### Task requirements
Read the lines below. Copy out any that hold the string "được".

### Extracted information
————————

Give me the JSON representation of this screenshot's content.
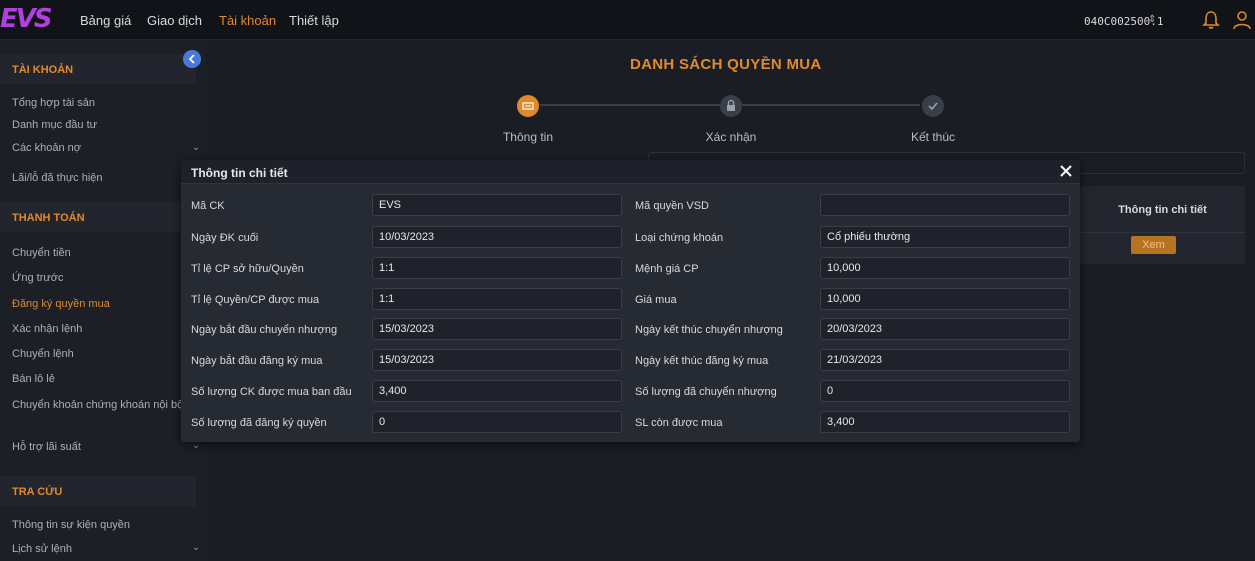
{
  "topbar": {
    "logo": "EVS",
    "nav": [
      "Bảng giá",
      "Giao dịch",
      "Tài khoản",
      "Thiết lập"
    ],
    "active_nav": "Tài khoản",
    "account": "040C002500.1",
    "accent": "#e08a2c"
  },
  "sidebar": {
    "sections": [
      {
        "title": "TÀI KHOẢN",
        "items": [
          "Tổng hợp tài sản",
          "Danh mục đầu tư",
          "Các khoản nợ",
          "Lãi/lỗ đã thực hiện"
        ]
      },
      {
        "title": "THANH TOÁN",
        "items": [
          "Chuyển tiền",
          "Ứng trước",
          "Đăng ký quyền mua",
          "Xác nhận lệnh",
          "Chuyển lệnh",
          "Bán lô lẻ",
          "Chuyển khoản chứng khoán nội bộ",
          "Hỗ trợ lãi suất"
        ]
      },
      {
        "title": "TRA CỨU",
        "items": [
          "Thông tin sự kiện quyền",
          "Lịch sử lệnh"
        ]
      }
    ],
    "active_item": "Đăng ký quyền mua"
  },
  "main": {
    "title": "DANH SÁCH QUYỀN MUA",
    "steps": [
      "Thông tin",
      "Xác nhận",
      "Kết thúc"
    ],
    "active_step": 0,
    "right_table": {
      "header": "Thông tin chi tiết",
      "button": "Xem"
    }
  },
  "modal": {
    "title": "Thông tin chi tiết",
    "left_fields": [
      {
        "label": "Mã CK",
        "value": "EVS"
      },
      {
        "label": "Ngày ĐK cuối",
        "value": "10/03/2023"
      },
      {
        "label": "Tỉ lệ CP sở hữu/Quyền",
        "value": "1:1"
      },
      {
        "label": "Tỉ lệ Quyền/CP được mua",
        "value": "1:1"
      },
      {
        "label": "Ngày bắt đầu chuyển nhượng",
        "value": "15/03/2023"
      },
      {
        "label": "Ngày bắt đầu đăng ký mua",
        "value": "15/03/2023"
      },
      {
        "label": "Số lượng CK được mua ban đầu",
        "value": "3,400"
      },
      {
        "label": "Số lượng đã đăng ký quyền",
        "value": "0"
      }
    ],
    "right_fields": [
      {
        "label": "Mã quyền VSD",
        "value": ""
      },
      {
        "label": "Loại chứng khoán",
        "value": "Cổ phiếu thường"
      },
      {
        "label": "Mệnh giá CP",
        "value": "10,000"
      },
      {
        "label": "Giá mua",
        "value": "10,000"
      },
      {
        "label": "Ngày kết thúc chuyển nhượng",
        "value": "20/03/2023"
      },
      {
        "label": "Ngày kết thúc đăng ký mua",
        "value": "21/03/2023"
      },
      {
        "label": "Số lượng đã chuyển nhượng",
        "value": "0"
      },
      {
        "label": "SL còn được mua",
        "value": "3,400"
      }
    ]
  }
}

————————

### The reply
        "label": "Tỉ lệ Quyền/CP được mua",
        "label": "Số lượng CK được mua ban đầu",
        "label": "SL còn được mua",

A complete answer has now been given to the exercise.